#### [Dataset excerpts]
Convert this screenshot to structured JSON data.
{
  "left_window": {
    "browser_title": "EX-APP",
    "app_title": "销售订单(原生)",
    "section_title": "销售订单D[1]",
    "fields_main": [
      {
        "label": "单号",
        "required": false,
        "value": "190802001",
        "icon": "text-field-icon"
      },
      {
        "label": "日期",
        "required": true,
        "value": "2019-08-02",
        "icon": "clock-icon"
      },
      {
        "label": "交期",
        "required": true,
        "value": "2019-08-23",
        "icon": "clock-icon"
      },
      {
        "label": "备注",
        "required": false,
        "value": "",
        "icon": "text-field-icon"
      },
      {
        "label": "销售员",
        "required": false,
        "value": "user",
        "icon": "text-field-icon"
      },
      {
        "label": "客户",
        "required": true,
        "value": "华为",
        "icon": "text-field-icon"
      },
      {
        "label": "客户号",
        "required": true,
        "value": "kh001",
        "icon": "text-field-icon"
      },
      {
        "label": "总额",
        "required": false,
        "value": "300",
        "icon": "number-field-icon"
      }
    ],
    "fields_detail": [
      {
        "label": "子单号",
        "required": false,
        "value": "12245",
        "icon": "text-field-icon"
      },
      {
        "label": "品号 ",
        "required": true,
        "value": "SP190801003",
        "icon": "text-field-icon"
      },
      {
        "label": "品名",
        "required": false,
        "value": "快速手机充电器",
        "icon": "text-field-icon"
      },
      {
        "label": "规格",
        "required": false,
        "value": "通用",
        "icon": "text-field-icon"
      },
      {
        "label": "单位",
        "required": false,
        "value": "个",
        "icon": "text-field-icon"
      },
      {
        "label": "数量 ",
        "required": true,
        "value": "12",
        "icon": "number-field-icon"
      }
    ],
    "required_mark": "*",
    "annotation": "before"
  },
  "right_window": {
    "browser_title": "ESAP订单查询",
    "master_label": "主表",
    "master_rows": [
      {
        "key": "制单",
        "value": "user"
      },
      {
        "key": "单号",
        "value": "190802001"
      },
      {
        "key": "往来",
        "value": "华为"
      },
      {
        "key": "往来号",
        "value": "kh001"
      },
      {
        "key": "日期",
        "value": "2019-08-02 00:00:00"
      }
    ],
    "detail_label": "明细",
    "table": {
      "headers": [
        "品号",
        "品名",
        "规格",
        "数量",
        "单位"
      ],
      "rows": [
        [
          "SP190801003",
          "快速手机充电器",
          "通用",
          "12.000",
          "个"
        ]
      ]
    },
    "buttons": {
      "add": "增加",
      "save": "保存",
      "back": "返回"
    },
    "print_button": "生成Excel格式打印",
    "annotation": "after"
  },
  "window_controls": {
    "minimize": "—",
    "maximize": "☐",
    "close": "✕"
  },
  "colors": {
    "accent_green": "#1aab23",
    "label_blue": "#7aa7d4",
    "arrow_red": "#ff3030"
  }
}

#### [What you have to do]
Using the data above, reproduce every line exactly.

#### [Correct result]
Convert this screenshot to structured JSON data.
{
  "left_window": {
    "browser_title": "EX-APP",
    "app_title": "销售订单(原生)",
    "section_title": "销售订单D[1]",
    "fields_main": [
      {
        "label": "单号",
        "required": false,
        "value": "190802001",
        "icon": "text-field-icon"
      },
      {
        "label": "日期",
        "required": true,
        "value": "2019-08-02",
        "icon": "clock-icon"
      },
      {
        "label": "交期",
        "required": true,
        "value": "2019-08-23",
        "icon": "clock-icon"
      },
      {
        "label": "备注",
        "required": false,
        "value": "",
        "icon": "text-field-icon"
      },
      {
        "label": "销售员",
        "required": false,
        "value": "user",
        "icon": "text-field-icon"
      },
      {
        "label": "客户",
        "required": true,
        "value": "华为",
        "icon": "text-field-icon"
      },
      {
        "label": "客户号",
        "required": true,
        "value": "kh001",
        "icon": "text-field-icon"
      },
      {
        "label": "总额",
        "required": false,
        "value": "300",
        "icon": "number-field-icon"
      }
    ],
    "fields_detail": [
      {
        "label": "子单号",
        "required": false,
        "value": "12245",
        "icon": "text-field-icon"
      },
      {
        "label": "品号 ",
        "required": true,
        "value": "SP190801003",
        "icon": "text-field-icon"
      },
      {
        "label": "品名",
        "required": false,
        "value": "快速手机充电器",
        "icon": "text-field-icon"
      },
      {
        "label": "规格",
        "required": false,
        "value": "通用",
        "icon": "text-field-icon"
      },
      {
        "label": "单位",
        "required": false,
        "value": "个",
        "icon": "text-field-icon"
      },
      {
        "label": "数量 ",
        "required": true,
        "value": "12",
        "icon": "number-field-icon"
      }
    ],
    "required_mark": "*",
    "annotation": "before"
  },
  "right_window": {
    "browser_title": "ESAP订单查询",
    "master_label": "主表",
    "master_rows": [
      {
        "key": "制单",
        "value": "user"
      },
      {
        "key": "单号",
        "value": "190802001"
      },
      {
        "key": "往来",
        "value": "华为"
      },
      {
        "key": "往来号",
        "value": "kh001"
      },
      {
        "key": "日期",
        "value": "2019-08-02 00:00:00"
      }
    ],
    "detail_label": "明细",
    "table": {
      "headers": [
        "品号",
        "品名",
        "规格",
        "数量",
        "单位"
      ],
      "rows": [
        [
          "SP190801003",
          "快速手机充电器",
          "通用",
          "12.000",
          "个"
        ]
      ]
    },
    "buttons": {
      "add": "增加",
      "save": "保存",
      "back": "返回"
    },
    "print_button": "生成Excel格式打印",
    "annotation": "after"
  },
  "window_controls": {
    "minimize": "—",
    "maximize": "☐",
    "close": "✕"
  },
  "colors": {
    "accent_green": "#1aab23",
    "label_blue": "#7aa7d4",
    "arrow_red": "#ff3030"
  }
}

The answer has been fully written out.